### Data extract
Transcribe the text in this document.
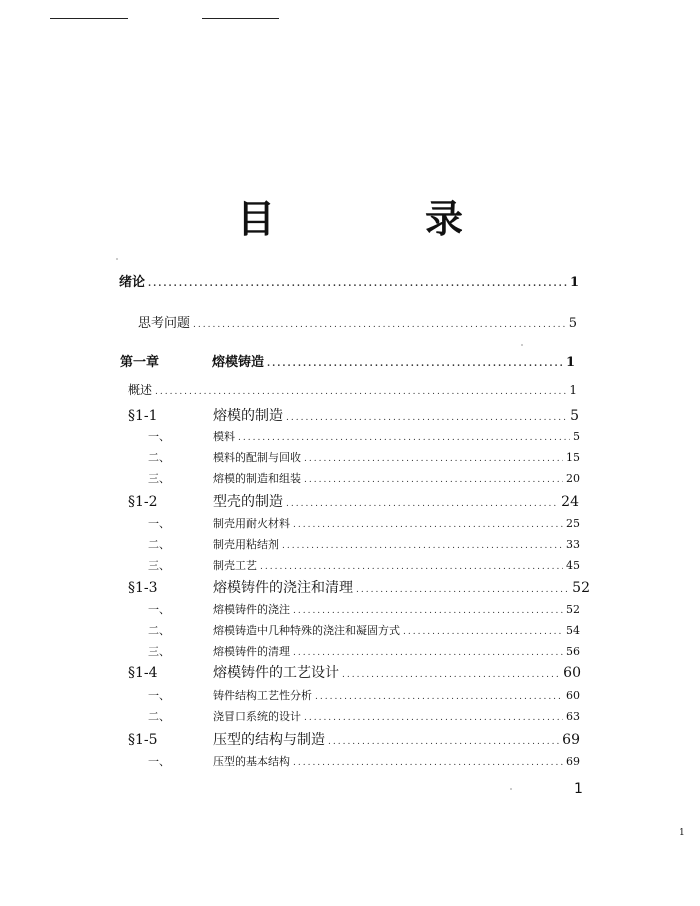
目　录
绪论 .....	1
思考问题 .....	5
第一章	熔模铸造 .....	1
概述 .....	1
§1-1	熔模的制造 .....	5
一、	模料 .....	5
二、	模料的配制与回收 .....	15
三、	熔模的制造和组装 .....	20
§1-2	型壳的制造 .....	24
一、	制壳用耐火材料 .....	25
二、	制壳用粘结剂 .....	33
三、	制壳工艺 .....	45
§1-3	熔模铸件的浇注和清理 .....	52
一、	熔模铸件的浇注 .....	52
二、	熔模铸造中几种特殊的浇注和凝固方式 .....	54
三、	熔模铸件的清理 .....	56
§1-4	熔模铸件的工艺设计 .....	60
一、	铸件结构工艺性分析 .....	60
二、	浇冒口系统的设计 .....	63
§1-5	压型的结构与制造 .....	69
一、	压型的基本结构 .....	69
1
1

### Task to carry out
Reproduce the full listing above verbatim, with no pictures included.

### Exercise response
Transcribe the text in this document.
目　录
绪论 .....	1
思考问题 .....	5
第一章	熔模铸造 .....	1
概述 .....	1
§1-1	熔模的制造 .....	5
一、	模料 .....	5
二、	模料的配制与回收 .....	15
三、	熔模的制造和组装 .....	20
§1-2	型壳的制造 .....	24
一、	制壳用耐火材料 .....	25
二、	制壳用粘结剂 .....	33
三、	制壳工艺 .....	45
§1-3	熔模铸件的浇注和清理 .....	52
一、	熔模铸件的浇注 .....	52
二、	熔模铸造中几种特殊的浇注和凝固方式 .....	54
三、	熔模铸件的清理 .....	56
§1-4	熔模铸件的工艺设计 .....	60
一、	铸件结构工艺性分析 .....	60
二、	浇冒口系统的设计 .....	63
§1-5	压型的结构与制造 .....	69
一、	压型的基本结构 .....	69
1
1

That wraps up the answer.